Exercise: Write the count of lines that contain the word "with" and nothing else.

Records to process:
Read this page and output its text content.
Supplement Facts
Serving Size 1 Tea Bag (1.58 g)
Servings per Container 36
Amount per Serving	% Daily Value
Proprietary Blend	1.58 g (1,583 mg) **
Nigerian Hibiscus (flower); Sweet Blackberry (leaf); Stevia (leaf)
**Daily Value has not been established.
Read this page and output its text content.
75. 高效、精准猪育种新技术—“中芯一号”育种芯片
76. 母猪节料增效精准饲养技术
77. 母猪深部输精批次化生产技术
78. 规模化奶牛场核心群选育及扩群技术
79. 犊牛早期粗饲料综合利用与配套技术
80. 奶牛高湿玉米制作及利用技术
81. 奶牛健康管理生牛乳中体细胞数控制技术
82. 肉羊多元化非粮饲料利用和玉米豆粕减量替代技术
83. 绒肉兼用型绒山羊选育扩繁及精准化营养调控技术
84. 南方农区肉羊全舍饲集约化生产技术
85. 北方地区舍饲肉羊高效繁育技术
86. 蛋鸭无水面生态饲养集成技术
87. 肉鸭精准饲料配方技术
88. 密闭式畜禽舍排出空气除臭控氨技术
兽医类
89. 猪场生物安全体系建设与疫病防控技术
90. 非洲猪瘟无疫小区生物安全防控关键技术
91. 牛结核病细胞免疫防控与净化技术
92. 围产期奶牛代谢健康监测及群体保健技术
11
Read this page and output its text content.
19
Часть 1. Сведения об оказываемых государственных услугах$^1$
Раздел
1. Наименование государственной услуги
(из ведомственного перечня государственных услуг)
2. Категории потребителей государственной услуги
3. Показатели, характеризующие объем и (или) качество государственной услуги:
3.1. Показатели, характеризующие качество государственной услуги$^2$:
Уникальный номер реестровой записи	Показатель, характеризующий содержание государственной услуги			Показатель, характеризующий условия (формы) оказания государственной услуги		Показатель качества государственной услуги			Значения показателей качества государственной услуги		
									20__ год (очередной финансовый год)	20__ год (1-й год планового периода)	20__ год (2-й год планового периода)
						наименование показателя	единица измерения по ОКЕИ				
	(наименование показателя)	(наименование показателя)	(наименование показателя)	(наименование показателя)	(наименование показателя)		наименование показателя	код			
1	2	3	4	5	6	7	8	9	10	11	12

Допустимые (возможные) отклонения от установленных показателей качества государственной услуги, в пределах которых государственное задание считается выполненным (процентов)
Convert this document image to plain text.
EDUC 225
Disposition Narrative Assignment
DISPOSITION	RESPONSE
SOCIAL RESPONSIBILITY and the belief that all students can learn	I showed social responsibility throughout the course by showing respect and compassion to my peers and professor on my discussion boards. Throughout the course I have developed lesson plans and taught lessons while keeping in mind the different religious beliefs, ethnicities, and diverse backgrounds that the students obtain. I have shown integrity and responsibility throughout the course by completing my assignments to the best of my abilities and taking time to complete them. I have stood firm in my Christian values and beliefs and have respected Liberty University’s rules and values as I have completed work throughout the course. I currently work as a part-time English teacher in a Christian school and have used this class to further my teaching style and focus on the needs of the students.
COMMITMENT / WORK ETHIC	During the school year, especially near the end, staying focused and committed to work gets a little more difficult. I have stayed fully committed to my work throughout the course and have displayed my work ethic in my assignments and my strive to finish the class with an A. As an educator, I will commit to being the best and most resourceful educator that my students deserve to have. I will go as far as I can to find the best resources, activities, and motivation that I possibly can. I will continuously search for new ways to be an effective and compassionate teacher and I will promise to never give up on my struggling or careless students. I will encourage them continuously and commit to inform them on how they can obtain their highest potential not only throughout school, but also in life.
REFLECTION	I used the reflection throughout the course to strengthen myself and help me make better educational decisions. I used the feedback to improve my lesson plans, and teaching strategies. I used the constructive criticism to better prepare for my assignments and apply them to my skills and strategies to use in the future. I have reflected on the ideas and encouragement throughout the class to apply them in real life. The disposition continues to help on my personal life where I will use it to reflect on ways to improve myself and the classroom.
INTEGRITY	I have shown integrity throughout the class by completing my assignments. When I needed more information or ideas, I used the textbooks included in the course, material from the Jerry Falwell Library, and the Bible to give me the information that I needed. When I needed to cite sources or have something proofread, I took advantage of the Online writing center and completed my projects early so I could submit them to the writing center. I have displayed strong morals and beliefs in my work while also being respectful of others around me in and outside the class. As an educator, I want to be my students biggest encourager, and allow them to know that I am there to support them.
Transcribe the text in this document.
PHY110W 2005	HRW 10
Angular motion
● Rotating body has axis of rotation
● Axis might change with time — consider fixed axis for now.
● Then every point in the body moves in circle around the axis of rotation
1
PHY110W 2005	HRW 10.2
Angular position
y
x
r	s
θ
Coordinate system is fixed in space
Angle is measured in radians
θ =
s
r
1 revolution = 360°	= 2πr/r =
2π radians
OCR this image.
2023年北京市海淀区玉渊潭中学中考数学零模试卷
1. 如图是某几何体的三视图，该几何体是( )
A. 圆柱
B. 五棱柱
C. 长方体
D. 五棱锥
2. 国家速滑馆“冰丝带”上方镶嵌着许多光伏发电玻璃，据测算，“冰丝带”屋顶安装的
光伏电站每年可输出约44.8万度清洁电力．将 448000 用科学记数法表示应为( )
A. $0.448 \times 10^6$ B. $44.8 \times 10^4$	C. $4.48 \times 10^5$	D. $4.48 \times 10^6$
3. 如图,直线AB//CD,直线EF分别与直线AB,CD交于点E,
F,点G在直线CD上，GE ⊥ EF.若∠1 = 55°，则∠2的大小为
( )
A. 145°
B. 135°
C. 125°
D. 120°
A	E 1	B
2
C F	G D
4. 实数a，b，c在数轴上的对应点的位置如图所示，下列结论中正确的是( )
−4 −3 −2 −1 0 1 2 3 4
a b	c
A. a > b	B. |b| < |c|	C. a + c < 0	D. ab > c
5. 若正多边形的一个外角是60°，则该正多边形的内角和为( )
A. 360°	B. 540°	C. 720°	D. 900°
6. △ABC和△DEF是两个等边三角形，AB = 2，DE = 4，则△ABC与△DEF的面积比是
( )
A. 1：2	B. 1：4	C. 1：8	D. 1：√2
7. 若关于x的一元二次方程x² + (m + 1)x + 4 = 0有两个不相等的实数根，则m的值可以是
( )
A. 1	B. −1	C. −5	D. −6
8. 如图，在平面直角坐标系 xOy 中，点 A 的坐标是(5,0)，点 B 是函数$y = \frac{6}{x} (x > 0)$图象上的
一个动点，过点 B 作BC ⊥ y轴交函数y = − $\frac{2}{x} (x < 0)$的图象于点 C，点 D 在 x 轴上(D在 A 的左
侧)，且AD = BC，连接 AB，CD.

Solved problem: 2